• Data supplied
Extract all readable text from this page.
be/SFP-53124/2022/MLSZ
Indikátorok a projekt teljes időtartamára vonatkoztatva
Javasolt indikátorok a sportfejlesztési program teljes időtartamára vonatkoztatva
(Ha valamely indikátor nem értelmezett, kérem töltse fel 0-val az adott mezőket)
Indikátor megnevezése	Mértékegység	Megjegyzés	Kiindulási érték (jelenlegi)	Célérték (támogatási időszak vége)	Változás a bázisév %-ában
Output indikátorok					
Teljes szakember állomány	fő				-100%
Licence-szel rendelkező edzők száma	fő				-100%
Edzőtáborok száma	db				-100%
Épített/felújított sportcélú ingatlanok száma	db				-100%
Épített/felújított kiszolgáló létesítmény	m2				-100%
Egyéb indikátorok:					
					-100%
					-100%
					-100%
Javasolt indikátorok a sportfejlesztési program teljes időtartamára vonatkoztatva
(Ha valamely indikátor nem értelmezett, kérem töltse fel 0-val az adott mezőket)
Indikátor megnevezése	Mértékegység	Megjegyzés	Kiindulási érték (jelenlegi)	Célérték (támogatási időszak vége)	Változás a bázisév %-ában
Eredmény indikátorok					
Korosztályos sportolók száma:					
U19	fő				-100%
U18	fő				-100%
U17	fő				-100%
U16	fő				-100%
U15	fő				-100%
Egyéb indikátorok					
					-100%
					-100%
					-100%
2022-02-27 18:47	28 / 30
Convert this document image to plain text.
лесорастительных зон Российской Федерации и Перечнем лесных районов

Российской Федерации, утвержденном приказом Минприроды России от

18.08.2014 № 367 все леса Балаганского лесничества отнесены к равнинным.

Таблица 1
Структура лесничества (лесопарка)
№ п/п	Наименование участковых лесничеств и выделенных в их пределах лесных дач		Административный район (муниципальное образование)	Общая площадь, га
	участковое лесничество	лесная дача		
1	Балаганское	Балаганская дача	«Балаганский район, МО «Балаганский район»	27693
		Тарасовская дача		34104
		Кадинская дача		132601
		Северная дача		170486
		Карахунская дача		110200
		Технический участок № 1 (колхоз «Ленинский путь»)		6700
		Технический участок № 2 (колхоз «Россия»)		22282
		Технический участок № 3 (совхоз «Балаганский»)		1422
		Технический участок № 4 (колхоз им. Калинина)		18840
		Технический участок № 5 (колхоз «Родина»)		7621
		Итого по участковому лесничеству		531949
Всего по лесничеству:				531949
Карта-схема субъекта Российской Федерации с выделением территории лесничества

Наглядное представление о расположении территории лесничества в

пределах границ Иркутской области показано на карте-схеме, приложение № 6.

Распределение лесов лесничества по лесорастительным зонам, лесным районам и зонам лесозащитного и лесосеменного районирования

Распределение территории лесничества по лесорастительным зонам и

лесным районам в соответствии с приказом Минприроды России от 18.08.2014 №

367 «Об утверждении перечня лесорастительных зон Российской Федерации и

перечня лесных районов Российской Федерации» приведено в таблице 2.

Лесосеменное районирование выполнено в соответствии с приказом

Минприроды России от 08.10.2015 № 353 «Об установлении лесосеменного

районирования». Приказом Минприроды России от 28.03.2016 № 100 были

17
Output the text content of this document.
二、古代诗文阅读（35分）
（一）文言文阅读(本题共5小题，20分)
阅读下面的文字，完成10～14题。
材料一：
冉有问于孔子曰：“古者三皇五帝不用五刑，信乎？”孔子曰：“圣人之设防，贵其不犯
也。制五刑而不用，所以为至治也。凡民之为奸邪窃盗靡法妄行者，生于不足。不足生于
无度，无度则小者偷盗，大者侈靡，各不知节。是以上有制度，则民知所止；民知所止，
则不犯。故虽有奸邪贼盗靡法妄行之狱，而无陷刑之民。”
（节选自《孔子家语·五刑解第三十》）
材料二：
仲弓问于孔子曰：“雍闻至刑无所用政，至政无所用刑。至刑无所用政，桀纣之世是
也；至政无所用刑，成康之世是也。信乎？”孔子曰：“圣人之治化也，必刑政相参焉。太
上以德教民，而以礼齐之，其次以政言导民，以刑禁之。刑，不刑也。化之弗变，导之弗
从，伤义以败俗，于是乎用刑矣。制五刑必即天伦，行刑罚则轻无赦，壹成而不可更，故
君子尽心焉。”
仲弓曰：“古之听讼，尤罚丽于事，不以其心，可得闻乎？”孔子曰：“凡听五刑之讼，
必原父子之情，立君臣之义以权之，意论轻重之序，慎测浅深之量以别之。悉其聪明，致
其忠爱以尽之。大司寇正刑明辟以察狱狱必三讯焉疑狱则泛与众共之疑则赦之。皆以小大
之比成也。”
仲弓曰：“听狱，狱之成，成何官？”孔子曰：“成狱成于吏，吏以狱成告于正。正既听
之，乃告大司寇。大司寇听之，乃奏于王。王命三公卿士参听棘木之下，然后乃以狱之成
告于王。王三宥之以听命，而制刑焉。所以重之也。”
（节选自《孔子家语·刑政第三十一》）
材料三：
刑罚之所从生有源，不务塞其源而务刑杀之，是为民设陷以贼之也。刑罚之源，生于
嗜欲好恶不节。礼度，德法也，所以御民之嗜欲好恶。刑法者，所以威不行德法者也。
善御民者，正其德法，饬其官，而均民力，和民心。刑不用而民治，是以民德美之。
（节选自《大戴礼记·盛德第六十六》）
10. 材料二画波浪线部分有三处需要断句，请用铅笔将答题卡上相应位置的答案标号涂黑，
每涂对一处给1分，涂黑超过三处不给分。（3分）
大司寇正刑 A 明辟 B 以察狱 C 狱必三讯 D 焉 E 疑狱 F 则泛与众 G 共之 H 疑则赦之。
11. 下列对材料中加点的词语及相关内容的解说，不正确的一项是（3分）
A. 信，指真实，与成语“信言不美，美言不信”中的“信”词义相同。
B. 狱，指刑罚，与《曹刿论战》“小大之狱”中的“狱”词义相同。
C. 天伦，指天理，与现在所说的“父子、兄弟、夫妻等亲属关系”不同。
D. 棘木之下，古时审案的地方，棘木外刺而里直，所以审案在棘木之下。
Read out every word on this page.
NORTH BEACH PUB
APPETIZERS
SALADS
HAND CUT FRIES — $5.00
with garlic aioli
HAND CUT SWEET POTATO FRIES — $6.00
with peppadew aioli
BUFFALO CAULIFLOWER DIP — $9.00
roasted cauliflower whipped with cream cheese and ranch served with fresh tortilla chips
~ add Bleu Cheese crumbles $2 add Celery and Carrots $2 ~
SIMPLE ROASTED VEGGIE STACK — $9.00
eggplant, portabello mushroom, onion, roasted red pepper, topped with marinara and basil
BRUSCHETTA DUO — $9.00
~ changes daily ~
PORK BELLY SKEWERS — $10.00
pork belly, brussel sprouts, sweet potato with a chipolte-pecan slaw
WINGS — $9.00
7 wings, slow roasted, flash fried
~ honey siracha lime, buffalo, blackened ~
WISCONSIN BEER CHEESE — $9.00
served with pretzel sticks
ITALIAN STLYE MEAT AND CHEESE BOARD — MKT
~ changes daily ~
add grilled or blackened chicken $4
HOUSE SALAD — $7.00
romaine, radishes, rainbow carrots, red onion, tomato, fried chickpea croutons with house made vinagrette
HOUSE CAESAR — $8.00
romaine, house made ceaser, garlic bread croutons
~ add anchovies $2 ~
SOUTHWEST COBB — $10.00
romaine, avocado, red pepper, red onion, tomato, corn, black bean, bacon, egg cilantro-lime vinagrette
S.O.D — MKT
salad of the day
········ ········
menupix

• Stated task
Repeat every line of the records above exactly.

• Written answer
Extract all readable text from this page.
be/SFP-53124/2022/MLSZ
Indikátorok a projekt teljes időtartamára vonatkoztatva
Javasolt indikátorok a sportfejlesztési program teljes időtartamára vonatkoztatva
(Ha valamely indikátor nem értelmezett, kérem töltse fel 0-val az adott mezőket)
Indikátor megnevezése	Mértékegység	Megjegyzés	Kiindulási érték (jelenlegi)	Célérték (támogatási időszak vége)	Változás a bázisév %-ában
Output indikátorok					
Teljes szakember állomány	fő				-100%
Licence-szel rendelkező edzők száma	fő				-100%
Edzőtáborok száma	db				-100%
Épített/felújított sportcélú ingatlanok száma	db				-100%
Épített/felújított kiszolgáló létesítmény	m2				-100%
Egyéb indikátorok:					
					-100%
					-100%
					-100%
Javasolt indikátorok a sportfejlesztési program teljes időtartamára vonatkoztatva
(Ha valamely indikátor nem értelmezett, kérem töltse fel 0-val az adott mezőket)
Indikátor megnevezése	Mértékegység	Megjegyzés	Kiindulási érték (jelenlegi)	Célérték (támogatási időszak vége)	Változás a bázisév %-ában
Eredmény indikátorok					
Korosztályos sportolók száma:					
U19	fő				-100%
U18	fő				-100%
U17	fő				-100%
U16	fő				-100%
U15	fő				-100%
Egyéb indikátorok					
					-100%
					-100%
					-100%
2022-02-27 18:47	28 / 30
Convert this document image to plain text.
лесорастительных зон Российской Федерации и Перечнем лесных районов

Российской Федерации, утвержденном приказом Минприроды России от

18.08.2014 № 367 все леса Балаганского лесничества отнесены к равнинным.

Таблица 1
Структура лесничества (лесопарка)
№ п/п	Наименование участковых лесничеств и выделенных в их пределах лесных дач		Административный район (муниципальное образование)	Общая площадь, га
	участковое лесничество	лесная дача		
1	Балаганское	Балаганская дача	«Балаганский район, МО «Балаганский район»	27693
		Тарасовская дача		34104
		Кадинская дача		132601
		Северная дача		170486
		Карахунская дача		110200
		Технический участок № 1 (колхоз «Ленинский путь»)		6700
		Технический участок № 2 (колхоз «Россия»)		22282
		Технический участок № 3 (совхоз «Балаганский»)		1422
		Технический участок № 4 (колхоз им. Калинина)		18840
		Технический участок № 5 (колхоз «Родина»)		7621
		Итого по участковому лесничеству		531949
Всего по лесничеству:				531949
Карта-схема субъекта Российской Федерации с выделением территории лесничества

Наглядное представление о расположении территории лесничества в

пределах границ Иркутской области показано на карте-схеме, приложение № 6.

Распределение лесов лесничества по лесорастительным зонам, лесным районам и зонам лесозащитного и лесосеменного районирования

Распределение территории лесничества по лесорастительным зонам и

лесным районам в соответствии с приказом Минприроды России от 18.08.2014 №

367 «Об утверждении перечня лесорастительных зон Российской Федерации и

перечня лесных районов Российской Федерации» приведено в таблице 2.

Лесосеменное районирование выполнено в соответствии с приказом

Минприроды России от 08.10.2015 № 353 «Об установлении лесосеменного

районирования». Приказом Минприроды России от 28.03.2016 № 100 были

17
Output the text content of this document.
二、古代诗文阅读（35分）
（一）文言文阅读(本题共5小题，20分)
阅读下面的文字，完成10～14题。
材料一：
冉有问于孔子曰：“古者三皇五帝不用五刑，信乎？”孔子曰：“圣人之设防，贵其不犯
也。制五刑而不用，所以为至治也。凡民之为奸邪窃盗靡法妄行者，生于不足。不足生于
无度，无度则小者偷盗，大者侈靡，各不知节。是以上有制度，则民知所止；民知所止，
则不犯。故虽有奸邪贼盗靡法妄行之狱，而无陷刑之民。”
（节选自《孔子家语·五刑解第三十》）
材料二：
仲弓问于孔子曰：“雍闻至刑无所用政，至政无所用刑。至刑无所用政，桀纣之世是
也；至政无所用刑，成康之世是也。信乎？”孔子曰：“圣人之治化也，必刑政相参焉。太
上以德教民，而以礼齐之，其次以政言导民，以刑禁之。刑，不刑也。化之弗变，导之弗
从，伤义以败俗，于是乎用刑矣。制五刑必即天伦，行刑罚则轻无赦，壹成而不可更，故
君子尽心焉。”
仲弓曰：“古之听讼，尤罚丽于事，不以其心，可得闻乎？”孔子曰：“凡听五刑之讼，
必原父子之情，立君臣之义以权之，意论轻重之序，慎测浅深之量以别之。悉其聪明，致
其忠爱以尽之。大司寇正刑明辟以察狱狱必三讯焉疑狱则泛与众共之疑则赦之。皆以小大
之比成也。”
仲弓曰：“听狱，狱之成，成何官？”孔子曰：“成狱成于吏，吏以狱成告于正。正既听
之，乃告大司寇。大司寇听之，乃奏于王。王命三公卿士参听棘木之下，然后乃以狱之成
告于王。王三宥之以听命，而制刑焉。所以重之也。”
（节选自《孔子家语·刑政第三十一》）
材料三：
刑罚之所从生有源，不务塞其源而务刑杀之，是为民设陷以贼之也。刑罚之源，生于
嗜欲好恶不节。礼度，德法也，所以御民之嗜欲好恶。刑法者，所以威不行德法者也。
善御民者，正其德法，饬其官，而均民力，和民心。刑不用而民治，是以民德美之。
（节选自《大戴礼记·盛德第六十六》）
10. 材料二画波浪线部分有三处需要断句，请用铅笔将答题卡上相应位置的答案标号涂黑，
每涂对一处给1分，涂黑超过三处不给分。（3分）
大司寇正刑 A 明辟 B 以察狱 C 狱必三讯 D 焉 E 疑狱 F 则泛与众 G 共之 H 疑则赦之。
11. 下列对材料中加点的词语及相关内容的解说，不正确的一项是（3分）
A. 信，指真实，与成语“信言不美，美言不信”中的“信”词义相同。
B. 狱，指刑罚，与《曹刿论战》“小大之狱”中的“狱”词义相同。
C. 天伦，指天理，与现在所说的“父子、兄弟、夫妻等亲属关系”不同。
D. 棘木之下，古时审案的地方，棘木外刺而里直，所以审案在棘木之下。
Read out every word on this page.
NORTH BEACH PUB
APPETIZERS
SALADS
HAND CUT FRIES — $5.00
with garlic aioli
HAND CUT SWEET POTATO FRIES — $6.00
with peppadew aioli
BUFFALO CAULIFLOWER DIP — $9.00
roasted cauliflower whipped with cream cheese and ranch served with fresh tortilla chips
~ add Bleu Cheese crumbles $2 add Celery and Carrots $2 ~
SIMPLE ROASTED VEGGIE STACK — $9.00
eggplant, portabello mushroom, onion, roasted red pepper, topped with marinara and basil
BRUSCHETTA DUO — $9.00
~ changes daily ~
PORK BELLY SKEWERS — $10.00
pork belly, brussel sprouts, sweet potato with a chipolte-pecan slaw
WINGS — $9.00
7 wings, slow roasted, flash fried
~ honey siracha lime, buffalo, blackened ~
WISCONSIN BEER CHEESE — $9.00
served with pretzel sticks
ITALIAN STLYE MEAT AND CHEESE BOARD — MKT
~ changes daily ~
add grilled or blackened chicken $4
HOUSE SALAD — $7.00
romaine, radishes, rainbow carrots, red onion, tomato, fried chickpea croutons with house made vinagrette
HOUSE CAESAR — $8.00
romaine, house made ceaser, garlic bread croutons
~ add anchovies $2 ~
SOUTHWEST COBB — $10.00
romaine, avocado, red pepper, red onion, tomato, corn, black bean, bacon, egg cilantro-lime vinagrette
S.O.D — MKT
salad of the day
········ ········
menupix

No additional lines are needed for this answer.